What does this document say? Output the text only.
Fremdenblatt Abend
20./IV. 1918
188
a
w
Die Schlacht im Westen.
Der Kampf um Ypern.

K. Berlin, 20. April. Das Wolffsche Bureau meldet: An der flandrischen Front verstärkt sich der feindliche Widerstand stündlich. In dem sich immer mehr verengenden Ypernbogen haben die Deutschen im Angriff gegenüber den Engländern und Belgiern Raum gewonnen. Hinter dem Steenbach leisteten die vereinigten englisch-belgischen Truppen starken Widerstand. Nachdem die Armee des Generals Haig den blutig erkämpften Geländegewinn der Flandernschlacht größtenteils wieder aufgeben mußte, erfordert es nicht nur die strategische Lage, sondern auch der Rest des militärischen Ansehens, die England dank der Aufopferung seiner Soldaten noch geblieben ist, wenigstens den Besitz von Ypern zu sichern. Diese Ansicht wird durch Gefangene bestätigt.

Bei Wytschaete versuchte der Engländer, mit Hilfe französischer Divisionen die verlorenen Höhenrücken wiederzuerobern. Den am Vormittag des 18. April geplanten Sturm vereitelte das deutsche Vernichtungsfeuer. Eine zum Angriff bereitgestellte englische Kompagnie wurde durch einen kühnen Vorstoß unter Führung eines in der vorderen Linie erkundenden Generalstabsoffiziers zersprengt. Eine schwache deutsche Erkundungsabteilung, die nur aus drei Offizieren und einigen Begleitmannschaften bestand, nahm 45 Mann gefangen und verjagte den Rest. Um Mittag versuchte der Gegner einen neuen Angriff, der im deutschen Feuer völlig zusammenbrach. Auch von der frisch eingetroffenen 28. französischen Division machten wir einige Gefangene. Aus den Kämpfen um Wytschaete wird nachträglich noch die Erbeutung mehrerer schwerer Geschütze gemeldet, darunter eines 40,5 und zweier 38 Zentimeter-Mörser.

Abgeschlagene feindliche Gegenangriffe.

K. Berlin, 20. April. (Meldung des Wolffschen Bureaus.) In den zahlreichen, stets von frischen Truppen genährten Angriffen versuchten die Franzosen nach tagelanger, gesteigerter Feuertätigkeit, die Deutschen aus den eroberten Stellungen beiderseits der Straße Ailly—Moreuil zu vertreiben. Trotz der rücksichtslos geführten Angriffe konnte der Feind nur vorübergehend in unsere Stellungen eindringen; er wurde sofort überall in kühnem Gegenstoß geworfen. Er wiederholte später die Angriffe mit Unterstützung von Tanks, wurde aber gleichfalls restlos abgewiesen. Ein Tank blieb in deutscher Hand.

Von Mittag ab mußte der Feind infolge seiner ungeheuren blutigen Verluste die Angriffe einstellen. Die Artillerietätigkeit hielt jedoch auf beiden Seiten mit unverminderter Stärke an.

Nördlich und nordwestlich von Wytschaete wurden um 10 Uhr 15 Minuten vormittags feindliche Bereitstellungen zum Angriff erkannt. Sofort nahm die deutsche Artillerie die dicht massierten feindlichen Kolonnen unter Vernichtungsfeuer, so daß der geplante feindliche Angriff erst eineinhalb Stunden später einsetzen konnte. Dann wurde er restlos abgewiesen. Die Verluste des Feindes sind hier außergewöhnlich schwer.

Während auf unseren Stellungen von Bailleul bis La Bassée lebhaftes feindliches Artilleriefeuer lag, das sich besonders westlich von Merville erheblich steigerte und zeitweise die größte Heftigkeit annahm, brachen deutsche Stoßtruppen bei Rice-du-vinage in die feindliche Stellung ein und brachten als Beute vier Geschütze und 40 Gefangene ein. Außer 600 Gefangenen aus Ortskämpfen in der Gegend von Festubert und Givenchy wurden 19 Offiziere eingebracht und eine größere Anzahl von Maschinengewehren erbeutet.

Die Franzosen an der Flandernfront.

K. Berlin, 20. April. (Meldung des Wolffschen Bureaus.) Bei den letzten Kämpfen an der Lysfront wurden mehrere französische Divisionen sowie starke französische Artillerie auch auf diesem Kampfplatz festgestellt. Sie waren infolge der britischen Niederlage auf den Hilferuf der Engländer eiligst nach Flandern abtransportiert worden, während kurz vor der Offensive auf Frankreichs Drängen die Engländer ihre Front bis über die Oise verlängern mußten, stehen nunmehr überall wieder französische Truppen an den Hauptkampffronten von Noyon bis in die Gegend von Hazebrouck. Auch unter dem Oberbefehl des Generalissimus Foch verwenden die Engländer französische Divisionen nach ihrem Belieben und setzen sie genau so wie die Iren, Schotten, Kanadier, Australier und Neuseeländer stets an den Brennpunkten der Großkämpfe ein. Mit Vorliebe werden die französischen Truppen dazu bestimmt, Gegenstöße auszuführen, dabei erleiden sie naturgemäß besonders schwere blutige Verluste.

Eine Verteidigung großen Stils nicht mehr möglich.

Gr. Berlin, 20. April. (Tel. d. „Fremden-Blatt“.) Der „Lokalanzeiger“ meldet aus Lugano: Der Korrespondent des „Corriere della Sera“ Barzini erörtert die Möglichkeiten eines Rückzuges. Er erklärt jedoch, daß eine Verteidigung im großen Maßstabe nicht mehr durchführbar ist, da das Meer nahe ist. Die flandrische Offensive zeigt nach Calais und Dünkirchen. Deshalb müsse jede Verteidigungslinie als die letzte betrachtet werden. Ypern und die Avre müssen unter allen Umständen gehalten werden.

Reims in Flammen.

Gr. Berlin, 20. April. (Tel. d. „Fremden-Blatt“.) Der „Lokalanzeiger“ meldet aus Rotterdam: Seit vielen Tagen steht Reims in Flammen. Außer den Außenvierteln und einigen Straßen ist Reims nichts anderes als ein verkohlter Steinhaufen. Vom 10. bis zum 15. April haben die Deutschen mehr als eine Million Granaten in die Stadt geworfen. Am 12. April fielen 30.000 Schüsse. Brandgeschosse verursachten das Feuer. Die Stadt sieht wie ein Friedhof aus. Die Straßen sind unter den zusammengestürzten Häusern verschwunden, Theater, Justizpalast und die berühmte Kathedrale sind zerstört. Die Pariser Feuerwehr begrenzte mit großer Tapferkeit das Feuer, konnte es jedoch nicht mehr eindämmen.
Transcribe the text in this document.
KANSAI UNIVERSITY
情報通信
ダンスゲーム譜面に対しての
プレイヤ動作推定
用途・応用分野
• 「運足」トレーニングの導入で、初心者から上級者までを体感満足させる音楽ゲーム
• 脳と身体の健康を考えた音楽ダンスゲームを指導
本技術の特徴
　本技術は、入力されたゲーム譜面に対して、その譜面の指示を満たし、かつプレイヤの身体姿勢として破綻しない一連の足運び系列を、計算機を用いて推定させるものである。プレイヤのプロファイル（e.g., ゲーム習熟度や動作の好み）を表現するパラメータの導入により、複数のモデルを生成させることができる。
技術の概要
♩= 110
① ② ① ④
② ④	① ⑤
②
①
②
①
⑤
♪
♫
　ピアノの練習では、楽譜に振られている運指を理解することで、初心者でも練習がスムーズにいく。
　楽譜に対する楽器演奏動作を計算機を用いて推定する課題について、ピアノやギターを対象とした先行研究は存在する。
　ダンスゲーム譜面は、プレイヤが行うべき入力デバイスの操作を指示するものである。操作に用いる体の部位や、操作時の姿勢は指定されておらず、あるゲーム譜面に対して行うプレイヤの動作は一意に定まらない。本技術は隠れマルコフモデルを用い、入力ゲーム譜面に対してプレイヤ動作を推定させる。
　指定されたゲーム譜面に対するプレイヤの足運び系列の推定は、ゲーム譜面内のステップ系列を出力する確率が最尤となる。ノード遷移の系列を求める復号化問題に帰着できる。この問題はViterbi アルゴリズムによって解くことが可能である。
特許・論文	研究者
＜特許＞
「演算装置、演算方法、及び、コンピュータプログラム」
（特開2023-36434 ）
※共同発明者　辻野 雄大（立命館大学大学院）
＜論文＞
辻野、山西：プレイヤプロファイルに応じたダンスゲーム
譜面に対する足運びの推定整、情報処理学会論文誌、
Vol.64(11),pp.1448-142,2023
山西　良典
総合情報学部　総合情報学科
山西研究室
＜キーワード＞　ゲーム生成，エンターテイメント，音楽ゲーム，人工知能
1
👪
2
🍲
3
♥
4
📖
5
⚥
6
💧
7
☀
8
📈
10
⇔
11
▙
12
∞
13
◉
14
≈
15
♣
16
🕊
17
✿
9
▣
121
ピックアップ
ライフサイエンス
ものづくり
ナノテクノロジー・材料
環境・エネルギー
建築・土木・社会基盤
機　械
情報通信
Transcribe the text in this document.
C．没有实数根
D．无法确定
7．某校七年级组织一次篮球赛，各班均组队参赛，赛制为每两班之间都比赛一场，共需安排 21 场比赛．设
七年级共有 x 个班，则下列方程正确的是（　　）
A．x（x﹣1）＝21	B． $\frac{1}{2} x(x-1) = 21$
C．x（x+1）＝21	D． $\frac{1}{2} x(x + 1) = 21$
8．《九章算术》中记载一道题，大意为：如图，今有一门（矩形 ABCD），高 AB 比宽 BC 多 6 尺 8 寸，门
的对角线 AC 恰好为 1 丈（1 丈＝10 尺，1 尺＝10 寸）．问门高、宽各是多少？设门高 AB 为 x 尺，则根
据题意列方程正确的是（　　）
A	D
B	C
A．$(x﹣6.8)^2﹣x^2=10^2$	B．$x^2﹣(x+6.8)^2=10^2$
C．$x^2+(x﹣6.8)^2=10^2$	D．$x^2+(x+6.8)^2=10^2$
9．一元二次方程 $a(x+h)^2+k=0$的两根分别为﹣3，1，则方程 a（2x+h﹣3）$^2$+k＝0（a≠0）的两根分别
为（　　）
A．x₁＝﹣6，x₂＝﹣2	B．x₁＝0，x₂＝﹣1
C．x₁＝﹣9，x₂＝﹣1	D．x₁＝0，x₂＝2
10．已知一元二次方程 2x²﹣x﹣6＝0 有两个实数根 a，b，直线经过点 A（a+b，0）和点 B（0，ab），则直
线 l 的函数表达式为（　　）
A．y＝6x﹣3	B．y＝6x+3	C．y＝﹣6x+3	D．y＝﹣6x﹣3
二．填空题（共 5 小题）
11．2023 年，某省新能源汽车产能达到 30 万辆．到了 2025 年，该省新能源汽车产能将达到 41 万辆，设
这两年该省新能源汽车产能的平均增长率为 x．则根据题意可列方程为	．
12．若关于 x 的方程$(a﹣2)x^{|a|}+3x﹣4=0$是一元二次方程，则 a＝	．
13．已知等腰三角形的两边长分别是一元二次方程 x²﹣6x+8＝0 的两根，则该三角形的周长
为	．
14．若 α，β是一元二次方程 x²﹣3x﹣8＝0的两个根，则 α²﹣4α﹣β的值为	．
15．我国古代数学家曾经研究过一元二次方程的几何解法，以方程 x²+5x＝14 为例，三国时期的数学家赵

==*==

§ Written request:
Scan the lines for the string "großen". Pick out every line that has it.

§ Answer to this exercise:
Eine Verteidigung großen Stils nicht mehr möglich.
Gr. Berlin, 20. April. (Tel. d. „Fremden-Blatt“.) Der „Lokalanzeiger“ meldet aus Lugano: Der Korrespondent des „Corriere della Sera“ Barzini erörtert die Möglichkeiten eines Rückzuges. Er erklärt jedoch, daß eine Verteidigung im großen Maßstabe nicht mehr durchführbar ist, da das Meer nahe ist. Die flandrische Offensive zeigt nach Calais und Dünkirchen. Deshalb müsse jede Verteidigungslinie als die letzte betrachtet werden. Ypern und die Avre müssen unter allen Umständen gehalten werden.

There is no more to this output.